* Start *
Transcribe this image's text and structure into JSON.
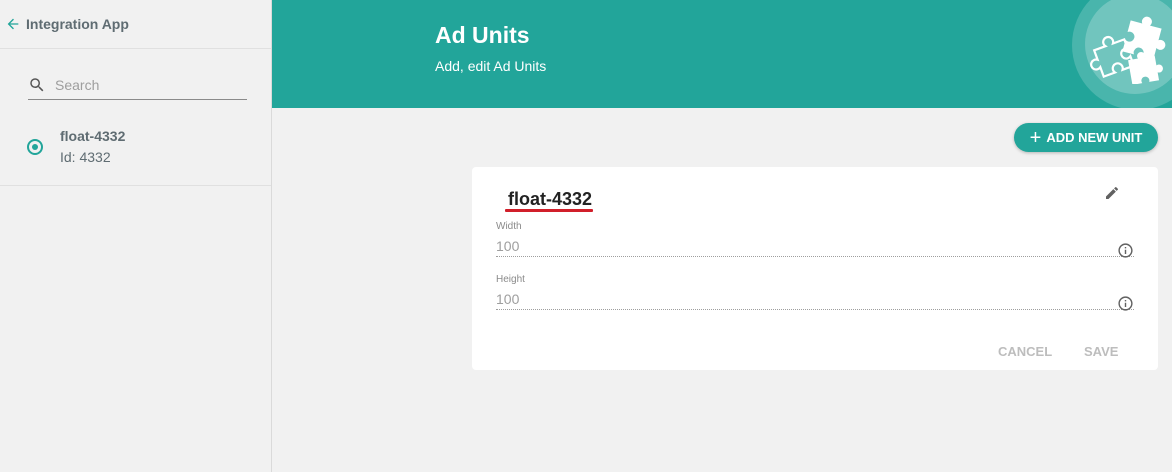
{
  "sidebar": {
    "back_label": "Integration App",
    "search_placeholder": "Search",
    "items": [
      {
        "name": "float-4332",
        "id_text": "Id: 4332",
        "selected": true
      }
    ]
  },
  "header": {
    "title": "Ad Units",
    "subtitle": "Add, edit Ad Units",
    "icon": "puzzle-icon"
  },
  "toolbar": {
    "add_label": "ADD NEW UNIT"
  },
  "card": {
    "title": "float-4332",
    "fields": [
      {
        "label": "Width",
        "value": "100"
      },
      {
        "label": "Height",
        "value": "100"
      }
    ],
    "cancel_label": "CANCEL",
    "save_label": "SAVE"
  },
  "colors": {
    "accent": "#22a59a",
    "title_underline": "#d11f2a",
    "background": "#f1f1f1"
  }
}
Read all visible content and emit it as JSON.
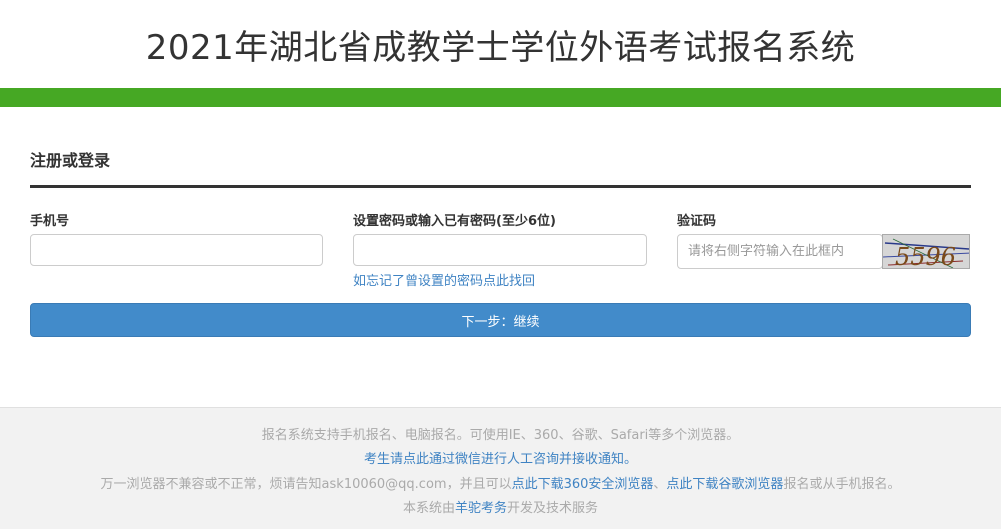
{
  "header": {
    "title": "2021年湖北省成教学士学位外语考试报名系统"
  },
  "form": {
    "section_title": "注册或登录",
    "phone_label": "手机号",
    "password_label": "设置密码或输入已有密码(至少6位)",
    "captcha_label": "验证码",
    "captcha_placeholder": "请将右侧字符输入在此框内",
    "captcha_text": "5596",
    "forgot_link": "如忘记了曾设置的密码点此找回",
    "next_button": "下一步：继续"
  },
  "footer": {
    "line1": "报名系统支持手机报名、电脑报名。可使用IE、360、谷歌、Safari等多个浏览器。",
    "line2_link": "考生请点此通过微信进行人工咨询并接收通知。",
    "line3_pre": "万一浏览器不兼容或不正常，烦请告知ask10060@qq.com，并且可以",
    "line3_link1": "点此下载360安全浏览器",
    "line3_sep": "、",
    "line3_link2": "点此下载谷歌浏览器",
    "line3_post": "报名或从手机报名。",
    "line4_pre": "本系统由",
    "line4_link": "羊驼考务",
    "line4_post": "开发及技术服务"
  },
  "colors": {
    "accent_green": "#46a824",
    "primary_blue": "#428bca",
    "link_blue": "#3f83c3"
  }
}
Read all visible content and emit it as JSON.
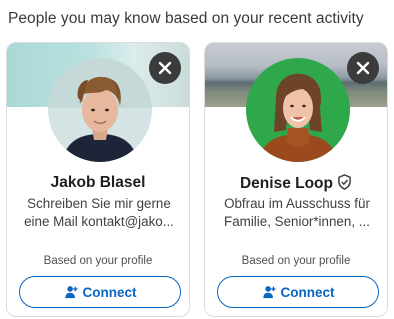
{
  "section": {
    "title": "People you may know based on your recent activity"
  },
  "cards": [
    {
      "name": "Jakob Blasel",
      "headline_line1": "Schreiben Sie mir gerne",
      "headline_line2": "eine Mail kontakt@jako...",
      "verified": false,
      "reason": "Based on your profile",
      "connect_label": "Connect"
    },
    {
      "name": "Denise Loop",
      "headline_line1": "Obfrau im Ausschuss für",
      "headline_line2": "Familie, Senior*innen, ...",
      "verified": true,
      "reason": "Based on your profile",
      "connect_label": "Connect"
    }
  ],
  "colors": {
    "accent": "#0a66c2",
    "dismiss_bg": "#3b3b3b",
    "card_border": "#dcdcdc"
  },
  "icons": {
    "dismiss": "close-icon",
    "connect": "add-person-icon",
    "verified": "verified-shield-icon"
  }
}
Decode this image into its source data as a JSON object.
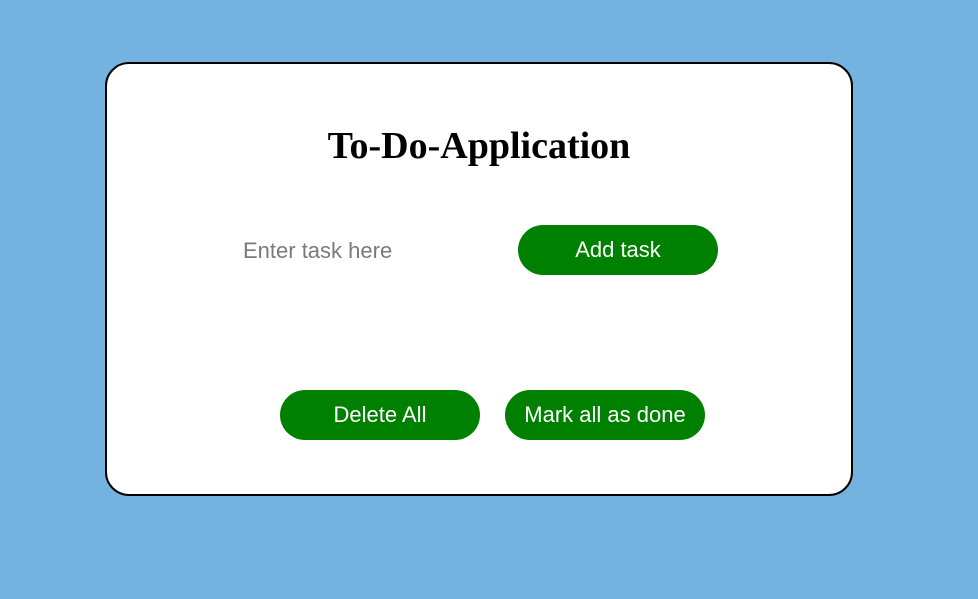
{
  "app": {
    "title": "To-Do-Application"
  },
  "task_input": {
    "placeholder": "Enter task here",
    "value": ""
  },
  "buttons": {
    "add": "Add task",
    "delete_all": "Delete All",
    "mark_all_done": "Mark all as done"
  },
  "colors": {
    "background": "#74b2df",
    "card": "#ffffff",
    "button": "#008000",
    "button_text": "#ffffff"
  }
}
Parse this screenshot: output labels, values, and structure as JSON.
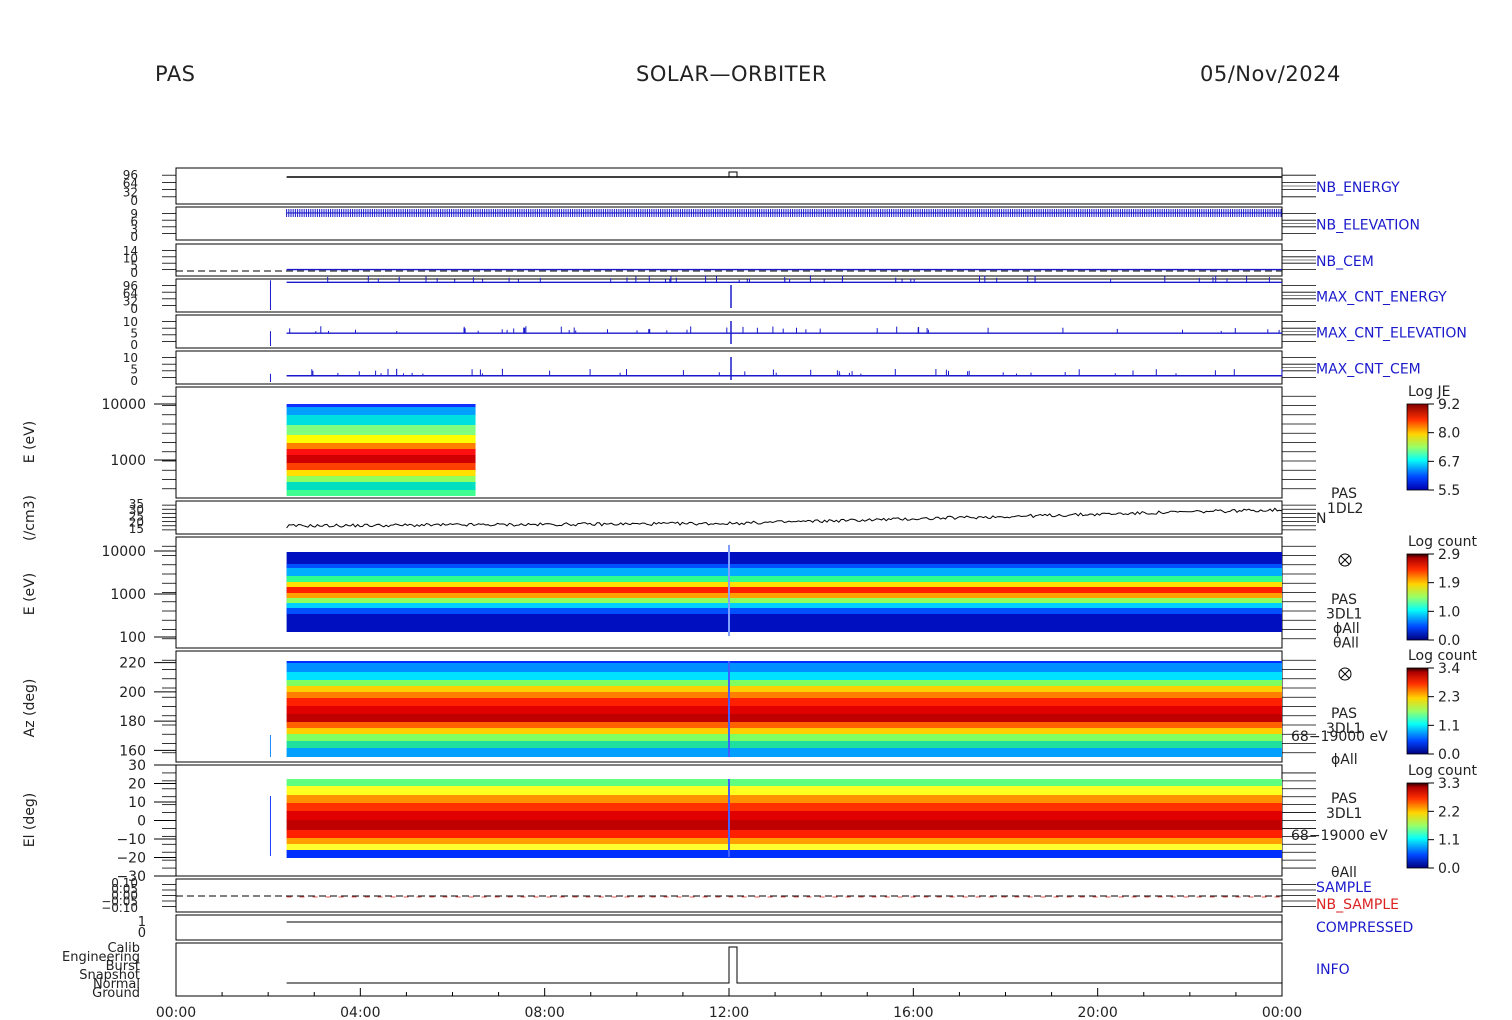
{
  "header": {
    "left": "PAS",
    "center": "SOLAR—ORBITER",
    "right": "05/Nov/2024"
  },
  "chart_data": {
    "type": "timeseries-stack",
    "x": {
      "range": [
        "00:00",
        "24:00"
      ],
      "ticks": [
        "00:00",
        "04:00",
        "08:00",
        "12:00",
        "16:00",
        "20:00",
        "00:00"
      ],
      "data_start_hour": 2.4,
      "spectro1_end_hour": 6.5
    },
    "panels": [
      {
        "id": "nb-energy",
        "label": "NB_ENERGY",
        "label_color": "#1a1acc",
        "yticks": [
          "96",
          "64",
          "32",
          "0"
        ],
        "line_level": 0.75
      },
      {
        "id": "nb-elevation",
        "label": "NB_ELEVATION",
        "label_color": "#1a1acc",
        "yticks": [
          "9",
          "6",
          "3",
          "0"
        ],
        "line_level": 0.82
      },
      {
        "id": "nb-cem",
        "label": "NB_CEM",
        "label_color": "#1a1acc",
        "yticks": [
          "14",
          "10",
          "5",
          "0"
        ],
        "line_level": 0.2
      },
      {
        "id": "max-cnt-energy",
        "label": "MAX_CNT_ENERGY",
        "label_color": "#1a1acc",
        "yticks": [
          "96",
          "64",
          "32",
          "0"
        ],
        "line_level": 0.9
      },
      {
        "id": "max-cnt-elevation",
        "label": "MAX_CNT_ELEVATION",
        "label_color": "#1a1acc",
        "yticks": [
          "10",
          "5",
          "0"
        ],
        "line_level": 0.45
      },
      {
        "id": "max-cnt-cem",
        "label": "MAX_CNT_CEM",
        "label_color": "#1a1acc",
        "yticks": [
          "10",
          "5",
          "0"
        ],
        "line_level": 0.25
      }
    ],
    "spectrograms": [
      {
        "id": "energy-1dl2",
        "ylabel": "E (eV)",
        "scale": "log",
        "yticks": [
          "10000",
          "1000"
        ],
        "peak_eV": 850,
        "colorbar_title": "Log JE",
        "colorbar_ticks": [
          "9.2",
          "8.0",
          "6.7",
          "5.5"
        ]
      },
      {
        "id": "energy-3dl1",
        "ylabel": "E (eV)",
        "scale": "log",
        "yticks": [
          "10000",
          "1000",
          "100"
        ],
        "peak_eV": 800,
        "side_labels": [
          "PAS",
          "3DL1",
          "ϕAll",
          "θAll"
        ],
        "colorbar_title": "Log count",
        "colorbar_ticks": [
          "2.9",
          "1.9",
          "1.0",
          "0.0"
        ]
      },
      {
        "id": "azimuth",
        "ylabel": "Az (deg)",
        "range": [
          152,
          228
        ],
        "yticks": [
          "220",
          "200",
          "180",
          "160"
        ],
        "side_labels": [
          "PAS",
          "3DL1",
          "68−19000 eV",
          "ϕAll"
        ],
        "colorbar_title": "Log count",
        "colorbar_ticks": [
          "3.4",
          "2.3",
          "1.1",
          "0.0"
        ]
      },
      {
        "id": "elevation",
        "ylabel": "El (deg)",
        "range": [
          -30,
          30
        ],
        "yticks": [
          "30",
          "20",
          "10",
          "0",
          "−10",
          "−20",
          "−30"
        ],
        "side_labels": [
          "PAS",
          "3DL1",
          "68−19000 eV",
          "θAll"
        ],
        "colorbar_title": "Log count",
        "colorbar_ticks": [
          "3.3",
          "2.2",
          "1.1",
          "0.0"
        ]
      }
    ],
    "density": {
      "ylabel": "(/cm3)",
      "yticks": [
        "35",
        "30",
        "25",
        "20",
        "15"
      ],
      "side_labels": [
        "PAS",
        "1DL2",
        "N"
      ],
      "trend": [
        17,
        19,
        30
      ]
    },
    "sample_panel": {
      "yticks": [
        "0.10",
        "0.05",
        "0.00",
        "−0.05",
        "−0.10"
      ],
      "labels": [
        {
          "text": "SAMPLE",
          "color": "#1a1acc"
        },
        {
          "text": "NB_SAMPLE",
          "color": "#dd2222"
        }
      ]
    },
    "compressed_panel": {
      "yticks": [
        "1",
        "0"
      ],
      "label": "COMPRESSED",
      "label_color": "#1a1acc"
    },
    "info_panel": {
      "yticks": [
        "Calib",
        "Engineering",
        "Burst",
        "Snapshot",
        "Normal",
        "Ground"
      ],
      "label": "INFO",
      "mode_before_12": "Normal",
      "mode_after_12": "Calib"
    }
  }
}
* End *
> **Aim of the exercise**
Leave out the pictures and transcribe the entries above exactly.

> **Worked solution**
Transcribe this image's text and structure into JSON.
{
  "sidebar": {
    "back_label": "Integration App",
    "search_placeholder": "Search",
    "items": [
      {
        "name": "float-4332",
        "id_text": "Id: 4332",
        "selected": true
      }
    ]
  },
  "header": {
    "title": "Ad Units",
    "subtitle": "Add, edit Ad Units",
    "icon": "puzzle-icon"
  },
  "toolbar": {
    "add_label": "ADD NEW UNIT"
  },
  "card": {
    "title": "float-4332",
    "fields": [
      {
        "label": "Width",
        "value": "100"
      },
      {
        "label": "Height",
        "value": "100"
      }
    ],
    "cancel_label": "CANCEL",
    "save_label": "SAVE"
  },
  "colors": {
    "accent": "#22a59a",
    "title_underline": "#d11f2a",
    "background": "#f1f1f1"
  }
}
Read all visible content and emit it as JSON.
{
  "header": {
    "title": "2021年湖北省成教学士学位外语考试报名系统"
  },
  "form": {
    "section_title": "注册或登录",
    "phone_label": "手机号",
    "password_label": "设置密码或输入已有密码(至少6位)",
    "captcha_label": "验证码",
    "captcha_placeholder": "请将右侧字符输入在此框内",
    "captcha_text": "5596",
    "forgot_link": "如忘记了曾设置的密码点此找回",
    "next_button": "下一步：继续"
  },
  "footer": {
    "line1": "报名系统支持手机报名、电脑报名。可使用IE、360、谷歌、Safari等多个浏览器。",
    "line2_link": "考生请点此通过微信进行人工咨询并接收通知。",
    "line3_pre": "万一浏览器不兼容或不正常，烦请告知ask10060@qq.com，并且可以",
    "line3_link1": "点此下载360安全浏览器",
    "line3_sep": "、",
    "line3_link2": "点此下载谷歌浏览器",
    "line3_post": "报名或从手机报名。",
    "line4_pre": "本系统由",
    "line4_link": "羊驼考务",
    "line4_post": "开发及技术服务"
  },
  "colors": {
    "accent_green": "#46a824",
    "primary_blue": "#428bca",
    "link_blue": "#3f83c3"
  }
}
Read all visible content and emit it as JSON.
{
  "section": {
    "title": "People you may know based on your recent activity"
  },
  "cards": [
    {
      "name": "Jakob Blasel",
      "headline_line1": "Schreiben Sie mir gerne",
      "headline_line2": "eine Mail kontakt@jako...",
      "verified": false,
      "reason": "Based on your profile",
      "connect_label": "Connect"
    },
    {
      "name": "Denise Loop",
      "headline_line1": "Obfrau im Ausschuss für",
      "headline_line2": "Familie, Senior*innen, ...",
      "verified": true,
      "reason": "Based on your profile",
      "connect_label": "Connect"
    }
  ],
  "colors": {
    "accent": "#0a66c2",
    "dismiss_bg": "#3b3b3b",
    "card_border": "#dcdcdc"
  },
  "icons": {
    "dismiss": "close-icon",
    "connect": "add-person-icon",
    "verified": "verified-shield-icon"
  }
}
Decode this image into its source data as a JSON object.
{
  "app": {
    "title": "To-Do-Application"
  },
  "task_input": {
    "placeholder": "Enter task here",
    "value": ""
  },
  "buttons": {
    "add": "Add task",
    "delete_all": "Delete All",
    "mark_all_done": "Mark all as done"
  },
  "colors": {
    "background": "#74b2df",
    "card": "#ffffff",
    "button": "#008000",
    "button_text": "#ffffff"
  }
}
Parse this screenshot: output labels, values, and structure as JSON.
{
  "header": {
    "left": "PAS",
    "center": "SOLAR—ORBITER",
    "right": "05/Nov/2024"
  },
  "chart_data": {
    "type": "timeseries-stack",
    "x": {
      "range": [
        "00:00",
        "24:00"
      ],
      "ticks": [
        "00:00",
        "04:00",
        "08:00",
        "12:00",
        "16:00",
        "20:00",
        "00:00"
      ],
      "data_start_hour": 2.4,
      "spectro1_end_hour": 6.5
    },
    "panels": [
      {
        "id": "nb-energy",
        "label": "NB_ENERGY",
        "label_color": "#1a1acc",
        "yticks": [
          "96",
          "64",
          "32",
          "0"
        ],
        "line_level": 0.75
      },
      {
        "id": "nb-elevation",
        "label": "NB_ELEVATION",
        "label_color": "#1a1acc",
        "yticks": [
          "9",
          "6",
          "3",
          "0"
        ],
        "line_level": 0.82
      },
      {
        "id": "nb-cem",
        "label": "NB_CEM",
        "label_color": "#1a1acc",
        "yticks": [
          "14",
          "10",
          "5",
          "0"
        ],
        "line_level": 0.2
      },
      {
        "id": "max-cnt-energy",
        "label": "MAX_CNT_ENERGY",
        "label_color": "#1a1acc",
        "yticks": [
          "96",
          "64",
          "32",
          "0"
        ],
        "line_level": 0.9
      },
      {
        "id": "max-cnt-elevation",
        "label": "MAX_CNT_ELEVATION",
        "label_color": "#1a1acc",
        "yticks": [
          "10",
          "5",
          "0"
        ],
        "line_level": 0.45
      },
      {
        "id": "max-cnt-cem",
        "label": "MAX_CNT_CEM",
        "label_color": "#1a1acc",
        "yticks": [
          "10",
          "5",
          "0"
        ],
        "line_level": 0.25
      }
    ],
    "spectrograms": [
      {
        "id": "energy-1dl2",
        "ylabel": "E (eV)",
        "scale": "log",
        "yticks": [
          "10000",
          "1000"
        ],
        "peak_eV": 850,
        "colorbar_title": "Log JE",
        "colorbar_ticks": [
          "9.2",
          "8.0",
          "6.7",
          "5.5"
        ]
      },
      {
        "id": "energy-3dl1",
        "ylabel": "E (eV)",
        "scale": "log",
        "yticks": [
          "10000",
          "1000",
          "100"
        ],
        "peak_eV": 800,
        "side_labels": [
          "PAS",
          "3DL1",
          "ϕAll",
          "θAll"
        ],
        "colorbar_title": "Log count",
        "colorbar_ticks": [
          "2.9",
          "1.9",
          "1.0",
          "0.0"
        ]
      },
      {
        "id": "azimuth",
        "ylabel": "Az (deg)",
        "range": [
          152,
          228
        ],
        "yticks": [
          "220",
          "200",
          "180",
          "160"
        ],
        "side_labels": [
          "PAS",
          "3DL1",
          "68−19000 eV",
          "ϕAll"
        ],
        "colorbar_title": "Log count",
        "colorbar_ticks": [
          "3.4",
          "2.3",
          "1.1",
          "0.0"
        ]
      },
      {
        "id": "elevation",
        "ylabel": "El (deg)",
        "range": [
          -30,
          30
        ],
        "yticks": [
          "30",
          "20",
          "10",
          "0",
          "−10",
          "−20",
          "−30"
        ],
        "side_labels": [
          "PAS",
          "3DL1",
          "68−19000 eV",
          "θAll"
        ],
        "colorbar_title": "Log count",
        "colorbar_ticks": [
          "3.3",
          "2.2",
          "1.1",
          "0.0"
        ]
      }
    ],
    "density": {
      "ylabel": "(/cm3)",
      "yticks": [
        "35",
        "30",
        "25",
        "20",
        "15"
      ],
      "side_labels": [
        "PAS",
        "1DL2",
        "N"
      ],
      "trend": [
        17,
        19,
        30
      ]
    },
    "sample_panel": {
      "yticks": [
        "0.10",
        "0.05",
        "0.00",
        "−0.05",
        "−0.10"
      ],
      "labels": [
        {
          "text": "SAMPLE",
          "color": "#1a1acc"
        },
        {
          "text": "NB_SAMPLE",
          "color": "#dd2222"
        }
      ]
    },
    "compressed_panel": {
      "yticks": [
        "1",
        "0"
      ],
      "label": "COMPRESSED",
      "label_color": "#1a1acc"
    },
    "info_panel": {
      "yticks": [
        "Calib",
        "Engineering",
        "Burst",
        "Snapshot",
        "Normal",
        "Ground"
      ],
      "label": "INFO",
      "mode_before_12": "Normal",
      "mode_after_12": "Calib"
    }
  }
}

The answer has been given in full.